== Stored data ==
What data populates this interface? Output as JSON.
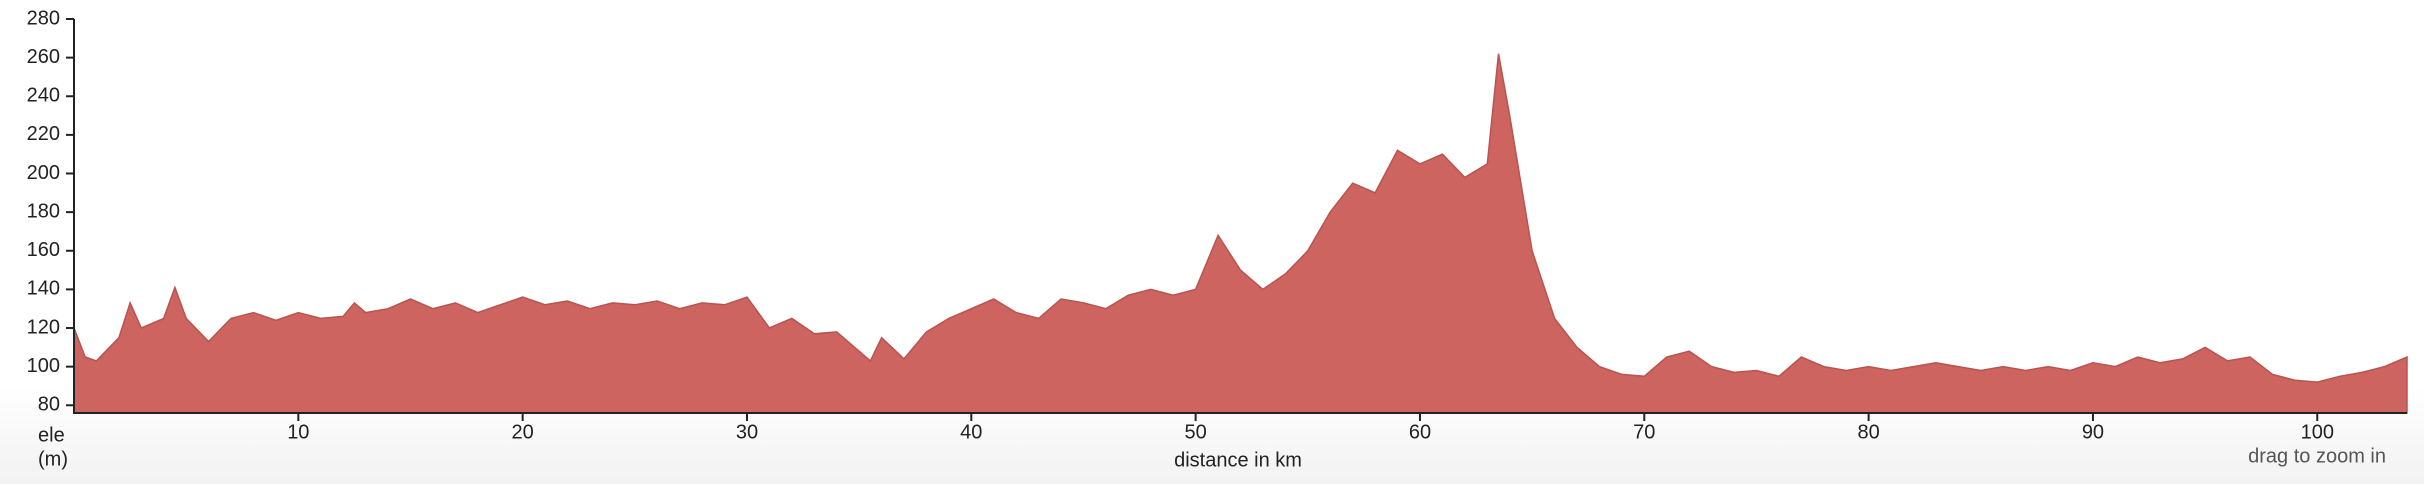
{
  "chart_data": {
    "type": "area",
    "ylabel_lines": [
      "ele",
      "(m)"
    ],
    "xlabel": "distance in km",
    "note": "drag to zoom in",
    "color": "#cd6460",
    "xlim": [
      0,
      104
    ],
    "xticks": [
      10,
      20,
      30,
      40,
      50,
      60,
      70,
      80,
      90,
      100
    ],
    "ylim": [
      76,
      280
    ],
    "yticks": [
      80,
      100,
      120,
      140,
      160,
      180,
      200,
      220,
      240,
      260,
      280
    ],
    "x": [
      0,
      0.5,
      1,
      2,
      2.5,
      3,
      4,
      4.5,
      5,
      6,
      7,
      8,
      9,
      10,
      11,
      12,
      12.5,
      13,
      14,
      15,
      16,
      17,
      18,
      19,
      20,
      21,
      22,
      23,
      24,
      25,
      26,
      27,
      28,
      29,
      30,
      31,
      32,
      33,
      34,
      35,
      35.5,
      36,
      37,
      38,
      39,
      40,
      41,
      42,
      43,
      44,
      45,
      46,
      47,
      48,
      49,
      50,
      51,
      52,
      53,
      54,
      55,
      56,
      57,
      58,
      59,
      60,
      61,
      62,
      63,
      63.5,
      64,
      65,
      66,
      67,
      68,
      69,
      70,
      71,
      72,
      73,
      74,
      75,
      76,
      77,
      78,
      79,
      80,
      81,
      82,
      83,
      84,
      85,
      86,
      87,
      88,
      89,
      90,
      91,
      92,
      93,
      94,
      95,
      96,
      97,
      98,
      99,
      100,
      101,
      102,
      103,
      104
    ],
    "values": [
      120,
      105,
      103,
      115,
      133,
      120,
      125,
      141,
      125,
      113,
      125,
      128,
      124,
      128,
      125,
      126,
      133,
      128,
      130,
      135,
      130,
      133,
      128,
      132,
      136,
      132,
      134,
      130,
      133,
      132,
      134,
      130,
      133,
      132,
      136,
      120,
      125,
      117,
      118,
      108,
      103,
      115,
      104,
      118,
      125,
      130,
      135,
      128,
      125,
      135,
      133,
      130,
      137,
      140,
      137,
      140,
      168,
      150,
      140,
      148,
      160,
      180,
      195,
      190,
      212,
      205,
      210,
      198,
      205,
      262,
      230,
      160,
      125,
      110,
      100,
      96,
      95,
      105,
      108,
      100,
      97,
      98,
      95,
      105,
      100,
      98,
      100,
      98,
      100,
      102,
      100,
      98,
      100,
      98,
      100,
      98,
      102,
      100,
      105,
      102,
      104,
      110,
      103,
      105,
      96,
      93,
      92,
      95,
      97,
      100,
      105
    ]
  }
}
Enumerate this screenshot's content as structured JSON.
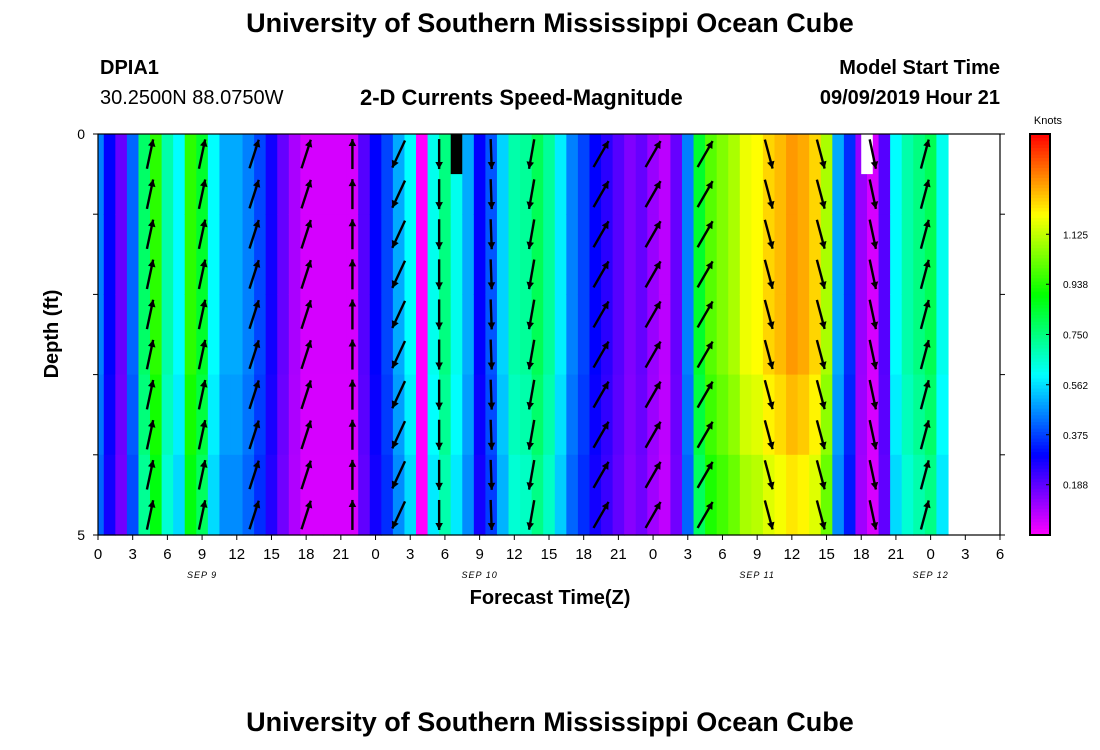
{
  "page": {
    "title": "University of Southern Mississippi Ocean Cube",
    "footer_title": "University of Southern Mississippi Ocean Cube",
    "station_id": "DPIA1",
    "station_coords": "30.2500N 88.0750W",
    "subtitle": "2-D Currents Speed-Magnitude",
    "model_start_label": "Model Start Time",
    "model_start_value": "09/09/2019 Hour 21"
  },
  "chart_data": {
    "type": "heatmap",
    "title": "2-D Currents Speed-Magnitude",
    "xlabel": "Forecast Time(Z)",
    "ylabel": "Depth (ft)",
    "x_tick_labels": [
      "0",
      "3",
      "6",
      "9",
      "12",
      "15",
      "18",
      "21",
      "0",
      "3",
      "6",
      "9",
      "12",
      "15",
      "18",
      "21",
      "0",
      "3",
      "6",
      "9",
      "12",
      "15",
      "18",
      "21",
      "0",
      "3",
      "6"
    ],
    "date_labels": [
      {
        "label": "SEP 9",
        "hour": 9
      },
      {
        "label": "SEP 10",
        "hour": 33
      },
      {
        "label": "SEP 11",
        "hour": 57
      },
      {
        "label": "SEP 12",
        "hour": 72
      }
    ],
    "x_range_hours": [
      0,
      78
    ],
    "depth_range_ft": [
      0,
      5
    ],
    "y_tick_labels": [
      "0",
      "5"
    ],
    "colorbar": {
      "label": "Knots",
      "range": [
        0,
        1.5
      ],
      "ticks": [
        "1.125",
        "0.938",
        "0.750",
        "0.562",
        "0.375",
        "0.188"
      ],
      "tick_values": [
        1.125,
        0.938,
        0.75,
        0.562,
        0.375,
        0.188
      ]
    },
    "speed_by_hour": [
      0.45,
      0.3,
      0.18,
      0.42,
      0.78,
      0.95,
      0.7,
      0.6,
      0.95,
      0.85,
      0.6,
      0.5,
      0.5,
      0.45,
      0.38,
      0.28,
      0.18,
      0.1,
      0.05,
      0.05,
      0.05,
      0.05,
      0.05,
      0.2,
      0.3,
      0.38,
      0.5,
      0.6,
      0.0,
      0.62,
      0.75,
      0.62,
      0.5,
      0.3,
      0.4,
      0.55,
      0.7,
      0.72,
      0.8,
      0.72,
      0.58,
      0.45,
      0.38,
      0.3,
      0.25,
      0.2,
      0.15,
      0.18,
      0.12,
      0.08,
      0.18,
      0.45,
      0.85,
      1.0,
      1.05,
      1.1,
      1.18,
      1.2,
      1.25,
      1.28,
      1.32,
      1.3,
      1.25,
      1.1,
      0.5,
      0.35,
      0.12,
      0.05,
      0.2,
      0.6,
      0.7,
      0.75,
      0.8,
      0.62
    ],
    "depth_factor": [
      1.0,
      1.0,
      1.0,
      0.97,
      0.93
    ],
    "missing_cells": [
      {
        "hour": 31,
        "depth_from": 0,
        "depth_to": 0.5,
        "color": "#000000"
      },
      {
        "hour": 66.5,
        "depth_from": 0,
        "depth_to": 0.5,
        "color": "#ffffff"
      }
    ],
    "vectors": {
      "hours": [
        4.5,
        9.0,
        13.5,
        18.0,
        22.0,
        26.0,
        29.5,
        34.0,
        37.5,
        43.5,
        48.0,
        52.5,
        58.0,
        62.5,
        67.0,
        71.5
      ],
      "depths_ft": [
        0.25,
        0.75,
        1.25,
        1.75,
        2.25,
        2.75,
        3.25,
        3.75,
        4.25,
        4.75
      ],
      "direction_deg": [
        12,
        12,
        18,
        18,
        0,
        205,
        180,
        178,
        190,
        30,
        30,
        30,
        165,
        165,
        168,
        15
      ]
    }
  }
}
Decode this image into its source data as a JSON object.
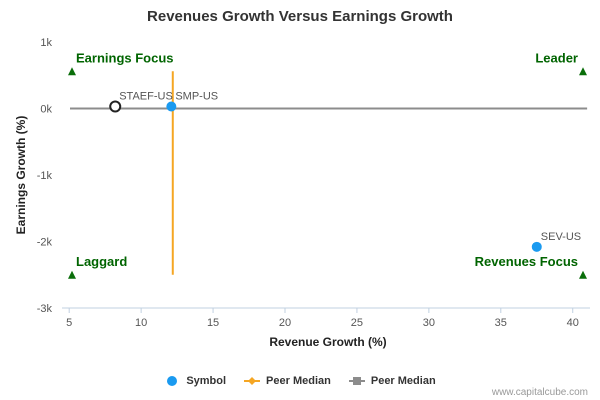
{
  "title": "Revenues Growth Versus Earnings Growth",
  "credit": "www.capitalcube.com",
  "legend": [
    {
      "label": "Symbol",
      "icon": "circle-marker-icon",
      "color": "#1a9af0"
    },
    {
      "label": "Peer Median",
      "icon": "diamond-line-icon",
      "color": "#f5a623"
    },
    {
      "label": "Peer Median",
      "icon": "square-line-icon",
      "color": "#8c8c8c"
    }
  ],
  "chart_data": {
    "type": "scatter",
    "title": "Revenues Growth Versus Earnings Growth",
    "xlabel": "Revenue Growth (%)",
    "ylabel": "Earnings Growth (%)",
    "xlim": [
      4.5,
      41.2
    ],
    "ylim": [
      -3000,
      1000
    ],
    "xticks": [
      5,
      10,
      15,
      20,
      25,
      30,
      35,
      40
    ],
    "yticks": [
      {
        "value": 1000,
        "label": "1k"
      },
      {
        "value": 0,
        "label": "0k"
      },
      {
        "value": -1000,
        "label": "-1k"
      },
      {
        "value": -2000,
        "label": "-2k"
      },
      {
        "value": -3000,
        "label": "-3k"
      }
    ],
    "points": [
      {
        "label": "STAEF-US",
        "x": 8.2,
        "y": 30,
        "style": "hollow"
      },
      {
        "label": "SMP-US",
        "x": 12.1,
        "y": 30,
        "style": "filled"
      },
      {
        "label": "SEV-US",
        "x": 37.5,
        "y": -2080,
        "style": "filled"
      }
    ],
    "peer_median_revenue": {
      "x": 12.2,
      "y_range": [
        -2500,
        560
      ]
    },
    "peer_median_earnings": {
      "y": 0,
      "x_range": [
        4.5,
        41.0
      ]
    },
    "quadrants": [
      {
        "label": "Earnings Focus",
        "x": 4.5,
        "y": 560,
        "align": "left"
      },
      {
        "label": "Leader",
        "x": 41.0,
        "y": 560,
        "align": "right"
      },
      {
        "label": "Laggard",
        "x": 4.5,
        "y": -2500,
        "align": "left"
      },
      {
        "label": "Revenues Focus",
        "x": 41.0,
        "y": -2500,
        "align": "right"
      }
    ],
    "colors": {
      "symbol": "#1a9af0",
      "peer_median_revenue": "#f5a623",
      "peer_median_earnings": "#8c8c8c",
      "quadrant_text": "#006400",
      "quadrant_marker": "#0a6e0a",
      "axis": "#c0d0e0"
    }
  }
}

== Exercise objective ==
Locate all lines holding the word "Southern", then copy them out.

== Result for this exercise ==
    "title": "University of Southern Mississippi Ocean Cube",
    "footer_title": "University of Southern Mississippi Ocean Cube",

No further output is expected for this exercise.